[Start Dataset excerpts]

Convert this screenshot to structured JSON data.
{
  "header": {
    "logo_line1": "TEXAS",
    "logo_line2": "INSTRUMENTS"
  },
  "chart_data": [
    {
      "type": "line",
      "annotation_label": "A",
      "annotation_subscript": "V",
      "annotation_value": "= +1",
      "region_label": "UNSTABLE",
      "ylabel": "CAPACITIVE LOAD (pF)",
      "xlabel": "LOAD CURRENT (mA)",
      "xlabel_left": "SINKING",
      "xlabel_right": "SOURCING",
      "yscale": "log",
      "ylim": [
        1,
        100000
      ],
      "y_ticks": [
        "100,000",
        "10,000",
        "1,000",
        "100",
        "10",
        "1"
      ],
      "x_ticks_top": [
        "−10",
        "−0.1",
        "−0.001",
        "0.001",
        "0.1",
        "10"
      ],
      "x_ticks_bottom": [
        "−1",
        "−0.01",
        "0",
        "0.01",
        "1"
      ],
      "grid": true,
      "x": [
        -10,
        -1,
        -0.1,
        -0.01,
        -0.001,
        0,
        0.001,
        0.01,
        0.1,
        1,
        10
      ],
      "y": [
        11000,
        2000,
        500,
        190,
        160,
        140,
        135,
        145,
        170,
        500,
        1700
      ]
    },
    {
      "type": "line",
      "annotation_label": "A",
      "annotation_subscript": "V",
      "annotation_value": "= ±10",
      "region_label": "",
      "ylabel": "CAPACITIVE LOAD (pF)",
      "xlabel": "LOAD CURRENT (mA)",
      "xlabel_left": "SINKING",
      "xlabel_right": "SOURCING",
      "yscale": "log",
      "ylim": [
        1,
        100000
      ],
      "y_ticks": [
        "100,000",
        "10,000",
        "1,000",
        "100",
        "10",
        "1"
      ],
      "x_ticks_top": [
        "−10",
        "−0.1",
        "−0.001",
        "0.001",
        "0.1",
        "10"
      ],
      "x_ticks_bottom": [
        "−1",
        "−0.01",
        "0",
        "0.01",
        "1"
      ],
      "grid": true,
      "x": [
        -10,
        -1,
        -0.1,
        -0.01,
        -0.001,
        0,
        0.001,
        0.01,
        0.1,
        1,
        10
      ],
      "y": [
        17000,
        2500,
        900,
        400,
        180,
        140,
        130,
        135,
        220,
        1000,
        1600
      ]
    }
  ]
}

[End Dataset excerpts]

Stated problem
Reproduce each record shown above without altering a single word.

Exercise solution
Convert this screenshot to structured JSON data.
{
  "header": {
    "logo_line1": "TEXAS",
    "logo_line2": "INSTRUMENTS"
  },
  "chart_data": [
    {
      "type": "line",
      "annotation_label": "A",
      "annotation_subscript": "V",
      "annotation_value": "= +1",
      "region_label": "UNSTABLE",
      "ylabel": "CAPACITIVE LOAD (pF)",
      "xlabel": "LOAD CURRENT (mA)",
      "xlabel_left": "SINKING",
      "xlabel_right": "SOURCING",
      "yscale": "log",
      "ylim": [
        1,
        100000
      ],
      "y_ticks": [
        "100,000",
        "10,000",
        "1,000",
        "100",
        "10",
        "1"
      ],
      "x_ticks_top": [
        "−10",
        "−0.1",
        "−0.001",
        "0.001",
        "0.1",
        "10"
      ],
      "x_ticks_bottom": [
        "−1",
        "−0.01",
        "0",
        "0.01",
        "1"
      ],
      "grid": true,
      "x": [
        -10,
        -1,
        -0.1,
        -0.01,
        -0.001,
        0,
        0.001,
        0.01,
        0.1,
        1,
        10
      ],
      "y": [
        11000,
        2000,
        500,
        190,
        160,
        140,
        135,
        145,
        170,
        500,
        1700
      ]
    },
    {
      "type": "line",
      "annotation_label": "A",
      "annotation_subscript": "V",
      "annotation_value": "= ±10",
      "region_label": "",
      "ylabel": "CAPACITIVE LOAD (pF)",
      "xlabel": "LOAD CURRENT (mA)",
      "xlabel_left": "SINKING",
      "xlabel_right": "SOURCING",
      "yscale": "log",
      "ylim": [
        1,
        100000
      ],
      "y_ticks": [
        "100,000",
        "10,000",
        "1,000",
        "100",
        "10",
        "1"
      ],
      "x_ticks_top": [
        "−10",
        "−0.1",
        "−0.001",
        "0.001",
        "0.1",
        "10"
      ],
      "x_ticks_bottom": [
        "−1",
        "−0.01",
        "0",
        "0.01",
        "1"
      ],
      "grid": true,
      "x": [
        -10,
        -1,
        -0.1,
        -0.01,
        -0.001,
        0,
        0.001,
        0.01,
        0.1,
        1,
        10
      ],
      "y": [
        17000,
        2500,
        900,
        400,
        180,
        140,
        130,
        135,
        220,
        1000,
        1600
      ]
    }
  ]
}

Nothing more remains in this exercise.